>> START RECORD SET
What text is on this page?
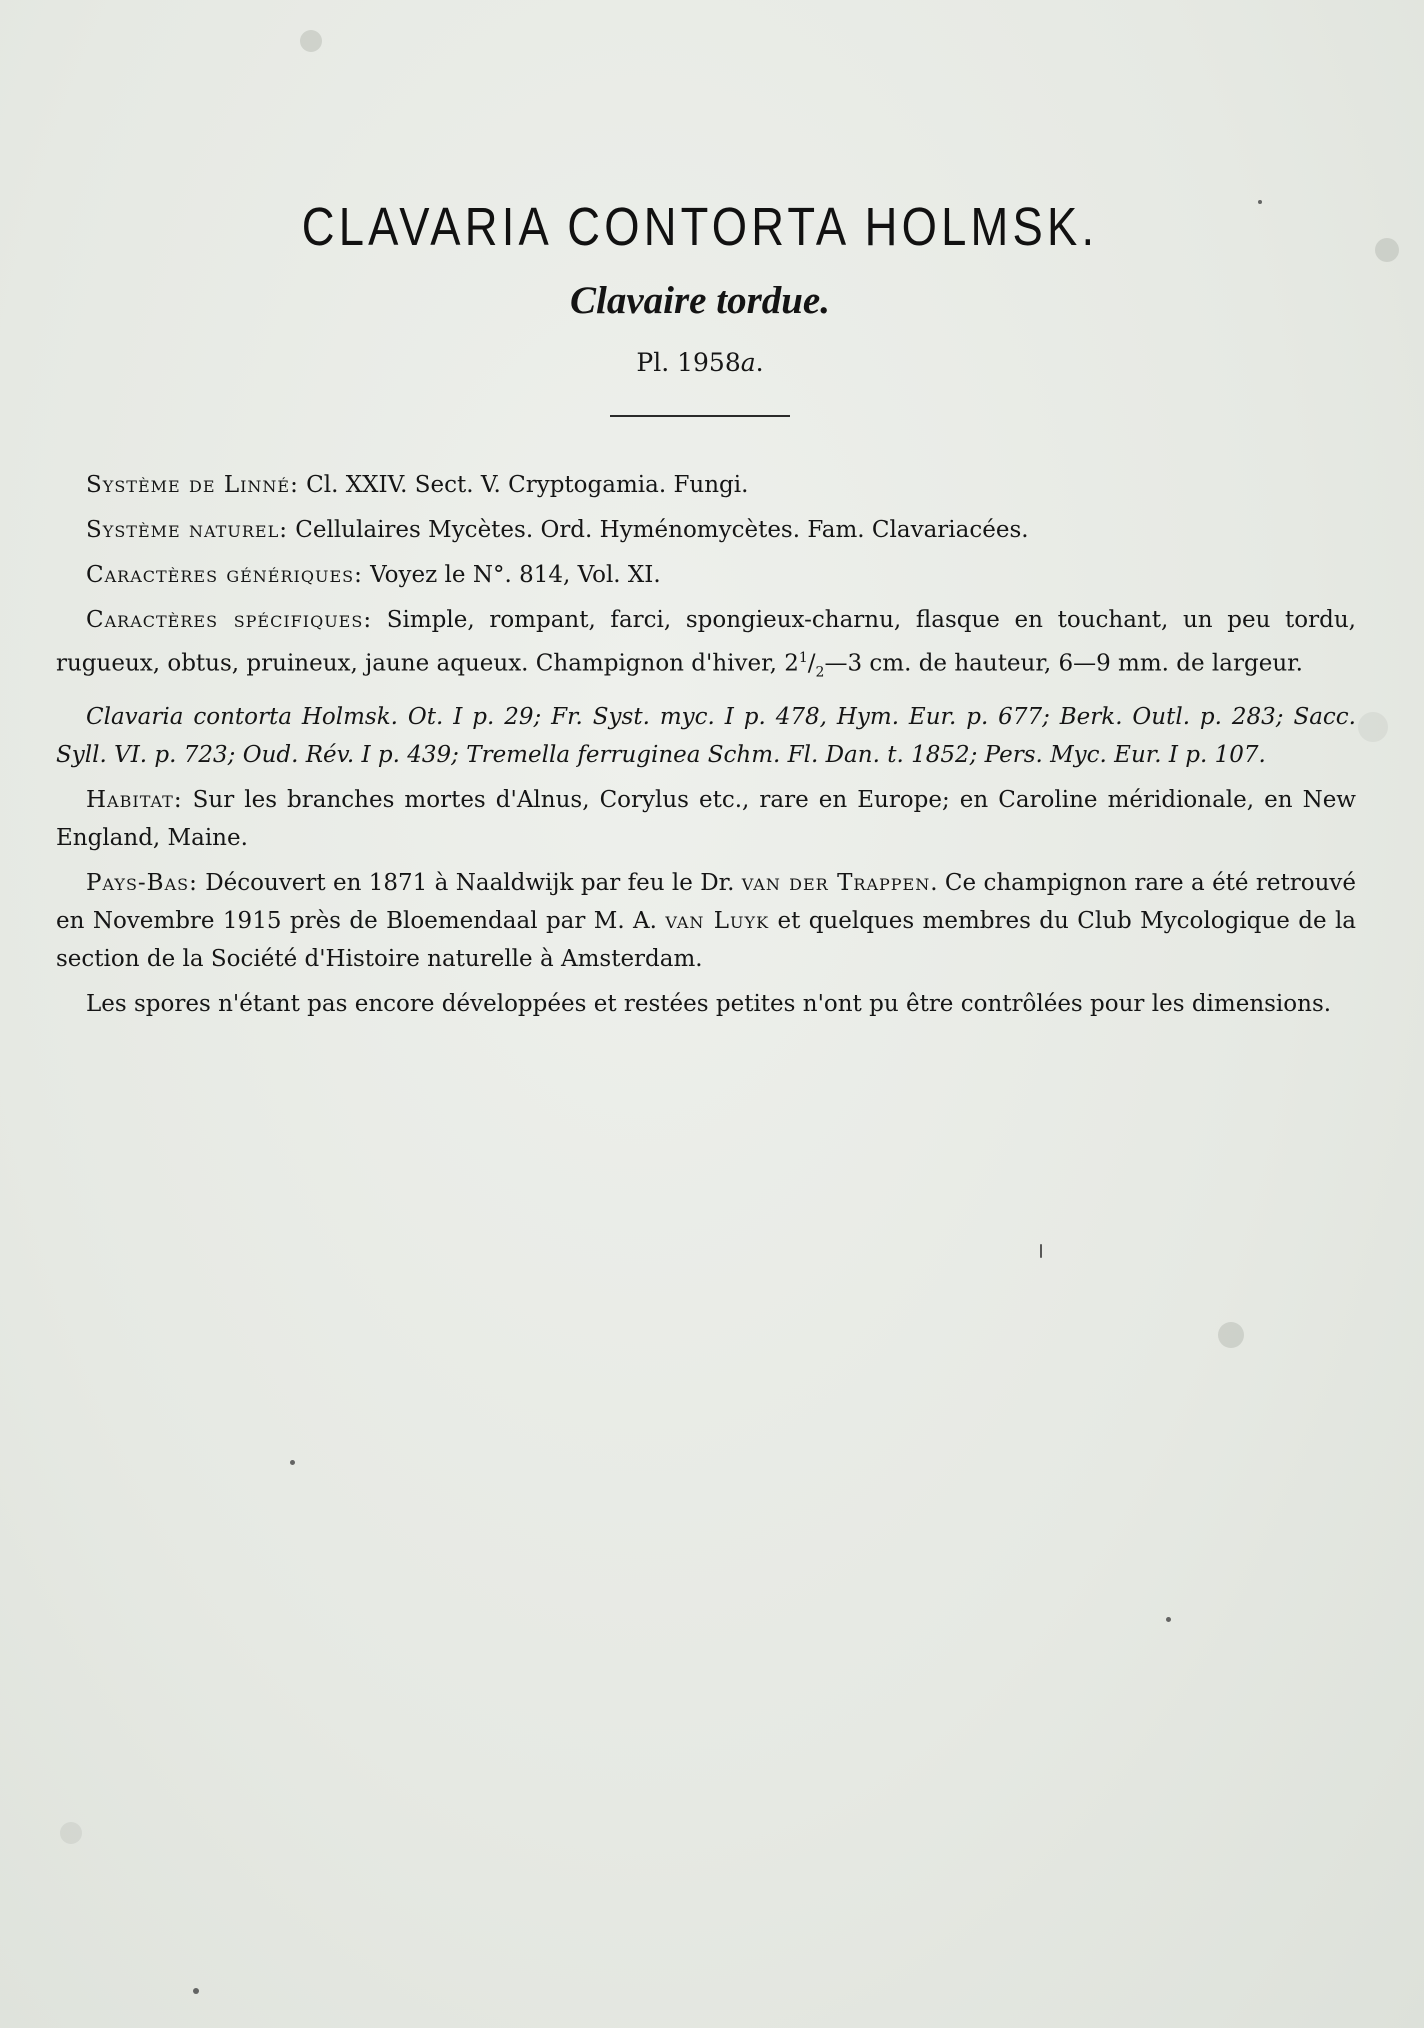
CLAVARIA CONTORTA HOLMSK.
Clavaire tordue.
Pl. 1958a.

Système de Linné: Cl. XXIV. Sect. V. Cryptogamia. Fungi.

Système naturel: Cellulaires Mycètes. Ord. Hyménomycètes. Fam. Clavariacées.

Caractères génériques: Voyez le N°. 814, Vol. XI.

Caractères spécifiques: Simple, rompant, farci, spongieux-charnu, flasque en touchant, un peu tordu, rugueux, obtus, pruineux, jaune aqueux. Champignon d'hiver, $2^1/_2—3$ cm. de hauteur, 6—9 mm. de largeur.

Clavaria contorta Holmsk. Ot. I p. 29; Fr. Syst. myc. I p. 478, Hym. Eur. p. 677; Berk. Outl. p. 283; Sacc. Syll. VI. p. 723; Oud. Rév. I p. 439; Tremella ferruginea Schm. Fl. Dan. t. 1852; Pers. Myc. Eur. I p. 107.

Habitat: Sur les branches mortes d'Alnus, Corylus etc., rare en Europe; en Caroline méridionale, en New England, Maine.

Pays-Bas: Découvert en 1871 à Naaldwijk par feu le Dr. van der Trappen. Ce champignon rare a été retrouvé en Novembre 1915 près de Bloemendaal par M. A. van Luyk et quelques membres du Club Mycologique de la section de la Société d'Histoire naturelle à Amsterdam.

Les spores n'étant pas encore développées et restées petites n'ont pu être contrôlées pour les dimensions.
>> END RECORD SET
EXERCISE
Write out every line of the entries that holds the word "rare".

EXERCISE SOLUTION
Habitat: Sur les branches mortes d'Alnus, Corylus etc., rare en Europe; en Caroline méridionale, en New England, Maine.
Pays-Bas: Découvert en 1871 à Naaldwijk par feu le Dr. van der Trappen. Ce champignon rare a été retrouvé en Novembre 1915 près de Bloemendaal par M. A. van Luyk et quelques membres du Club Mycologique de la section de la Société d'Histoire naturelle à Amsterdam.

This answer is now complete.